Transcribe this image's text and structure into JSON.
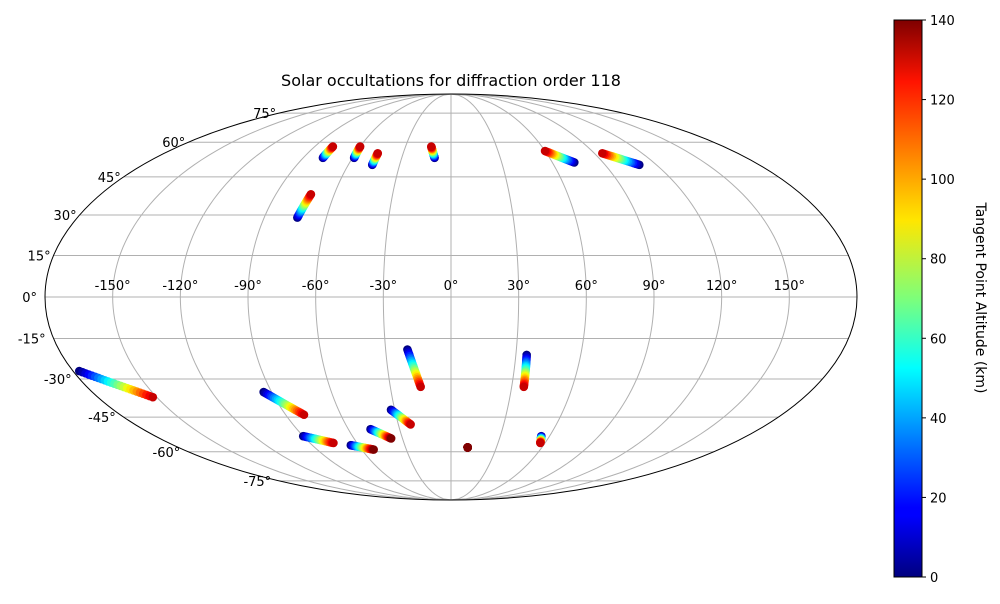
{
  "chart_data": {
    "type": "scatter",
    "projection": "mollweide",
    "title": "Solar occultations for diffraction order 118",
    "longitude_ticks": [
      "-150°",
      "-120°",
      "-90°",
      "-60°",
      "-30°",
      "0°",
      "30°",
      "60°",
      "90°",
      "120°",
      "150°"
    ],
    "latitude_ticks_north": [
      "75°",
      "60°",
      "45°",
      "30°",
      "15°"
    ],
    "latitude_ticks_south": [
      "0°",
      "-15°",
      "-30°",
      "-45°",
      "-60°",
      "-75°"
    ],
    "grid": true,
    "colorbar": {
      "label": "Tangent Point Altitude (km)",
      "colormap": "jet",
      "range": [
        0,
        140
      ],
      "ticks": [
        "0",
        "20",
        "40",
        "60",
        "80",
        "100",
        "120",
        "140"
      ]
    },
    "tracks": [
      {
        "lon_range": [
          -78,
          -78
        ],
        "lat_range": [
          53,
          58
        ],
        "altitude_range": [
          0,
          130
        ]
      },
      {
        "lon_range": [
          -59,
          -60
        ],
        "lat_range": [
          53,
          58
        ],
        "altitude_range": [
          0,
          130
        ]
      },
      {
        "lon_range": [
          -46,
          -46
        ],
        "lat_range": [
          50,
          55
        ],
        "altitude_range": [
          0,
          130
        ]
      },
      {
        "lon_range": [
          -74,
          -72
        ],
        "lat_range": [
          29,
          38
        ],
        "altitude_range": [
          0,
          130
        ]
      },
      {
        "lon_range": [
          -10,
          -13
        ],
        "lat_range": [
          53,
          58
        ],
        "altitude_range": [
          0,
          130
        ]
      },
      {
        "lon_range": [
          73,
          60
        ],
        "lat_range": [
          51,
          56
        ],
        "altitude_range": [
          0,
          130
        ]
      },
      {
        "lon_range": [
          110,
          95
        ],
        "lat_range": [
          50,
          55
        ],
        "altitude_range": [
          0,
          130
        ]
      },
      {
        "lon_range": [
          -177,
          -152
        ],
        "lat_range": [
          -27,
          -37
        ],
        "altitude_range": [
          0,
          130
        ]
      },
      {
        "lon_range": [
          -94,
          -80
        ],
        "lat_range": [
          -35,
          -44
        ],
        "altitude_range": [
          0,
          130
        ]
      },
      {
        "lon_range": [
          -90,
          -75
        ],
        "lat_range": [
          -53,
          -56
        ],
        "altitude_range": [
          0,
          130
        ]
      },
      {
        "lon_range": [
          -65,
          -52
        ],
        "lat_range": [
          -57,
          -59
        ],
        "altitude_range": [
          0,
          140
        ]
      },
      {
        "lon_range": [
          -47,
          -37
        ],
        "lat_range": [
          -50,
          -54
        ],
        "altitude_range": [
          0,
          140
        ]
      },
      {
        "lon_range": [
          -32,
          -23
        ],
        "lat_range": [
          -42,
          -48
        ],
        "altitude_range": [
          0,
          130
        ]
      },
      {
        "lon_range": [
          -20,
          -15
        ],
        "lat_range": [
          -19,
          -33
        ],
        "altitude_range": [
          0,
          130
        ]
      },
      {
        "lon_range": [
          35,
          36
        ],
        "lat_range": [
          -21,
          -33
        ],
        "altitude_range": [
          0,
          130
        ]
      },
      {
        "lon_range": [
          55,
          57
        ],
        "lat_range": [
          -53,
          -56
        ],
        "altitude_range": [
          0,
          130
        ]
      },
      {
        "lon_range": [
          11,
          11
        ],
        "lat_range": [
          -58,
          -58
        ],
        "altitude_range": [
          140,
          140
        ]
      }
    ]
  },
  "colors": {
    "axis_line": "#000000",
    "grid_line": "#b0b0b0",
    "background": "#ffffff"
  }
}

····················

> **OBJECTIVE**
Reproduce each line exactly, please, except for any pictures.

> **FINAL RESULT**
Transcribe this image's text and structure into JSON.
{
  "chart_data": {
    "type": "scatter",
    "projection": "mollweide",
    "title": "Solar occultations for diffraction order 118",
    "longitude_ticks": [
      "-150°",
      "-120°",
      "-90°",
      "-60°",
      "-30°",
      "0°",
      "30°",
      "60°",
      "90°",
      "120°",
      "150°"
    ],
    "latitude_ticks_north": [
      "75°",
      "60°",
      "45°",
      "30°",
      "15°"
    ],
    "latitude_ticks_south": [
      "0°",
      "-15°",
      "-30°",
      "-45°",
      "-60°",
      "-75°"
    ],
    "grid": true,
    "colorbar": {
      "label": "Tangent Point Altitude (km)",
      "colormap": "jet",
      "range": [
        0,
        140
      ],
      "ticks": [
        "0",
        "20",
        "40",
        "60",
        "80",
        "100",
        "120",
        "140"
      ]
    },
    "tracks": [
      {
        "lon_range": [
          -78,
          -78
        ],
        "lat_range": [
          53,
          58
        ],
        "altitude_range": [
          0,
          130
        ]
      },
      {
        "lon_range": [
          -59,
          -60
        ],
        "lat_range": [
          53,
          58
        ],
        "altitude_range": [
          0,
          130
        ]
      },
      {
        "lon_range": [
          -46,
          -46
        ],
        "lat_range": [
          50,
          55
        ],
        "altitude_range": [
          0,
          130
        ]
      },
      {
        "lon_range": [
          -74,
          -72
        ],
        "lat_range": [
          29,
          38
        ],
        "altitude_range": [
          0,
          130
        ]
      },
      {
        "lon_range": [
          -10,
          -13
        ],
        "lat_range": [
          53,
          58
        ],
        "altitude_range": [
          0,
          130
        ]
      },
      {
        "lon_range": [
          73,
          60
        ],
        "lat_range": [
          51,
          56
        ],
        "altitude_range": [
          0,
          130
        ]
      },
      {
        "lon_range": [
          110,
          95
        ],
        "lat_range": [
          50,
          55
        ],
        "altitude_range": [
          0,
          130
        ]
      },
      {
        "lon_range": [
          -177,
          -152
        ],
        "lat_range": [
          -27,
          -37
        ],
        "altitude_range": [
          0,
          130
        ]
      },
      {
        "lon_range": [
          -94,
          -80
        ],
        "lat_range": [
          -35,
          -44
        ],
        "altitude_range": [
          0,
          130
        ]
      },
      {
        "lon_range": [
          -90,
          -75
        ],
        "lat_range": [
          -53,
          -56
        ],
        "altitude_range": [
          0,
          130
        ]
      },
      {
        "lon_range": [
          -65,
          -52
        ],
        "lat_range": [
          -57,
          -59
        ],
        "altitude_range": [
          0,
          140
        ]
      },
      {
        "lon_range": [
          -47,
          -37
        ],
        "lat_range": [
          -50,
          -54
        ],
        "altitude_range": [
          0,
          140
        ]
      },
      {
        "lon_range": [
          -32,
          -23
        ],
        "lat_range": [
          -42,
          -48
        ],
        "altitude_range": [
          0,
          130
        ]
      },
      {
        "lon_range": [
          -20,
          -15
        ],
        "lat_range": [
          -19,
          -33
        ],
        "altitude_range": [
          0,
          130
        ]
      },
      {
        "lon_range": [
          35,
          36
        ],
        "lat_range": [
          -21,
          -33
        ],
        "altitude_range": [
          0,
          130
        ]
      },
      {
        "lon_range": [
          55,
          57
        ],
        "lat_range": [
          -53,
          -56
        ],
        "altitude_range": [
          0,
          130
        ]
      },
      {
        "lon_range": [
          11,
          11
        ],
        "lat_range": [
          -58,
          -58
        ],
        "altitude_range": [
          140,
          140
        ]
      }
    ]
  },
  "colors": {
    "axis_line": "#000000",
    "grid_line": "#b0b0b0",
    "background": "#ffffff"
  }
}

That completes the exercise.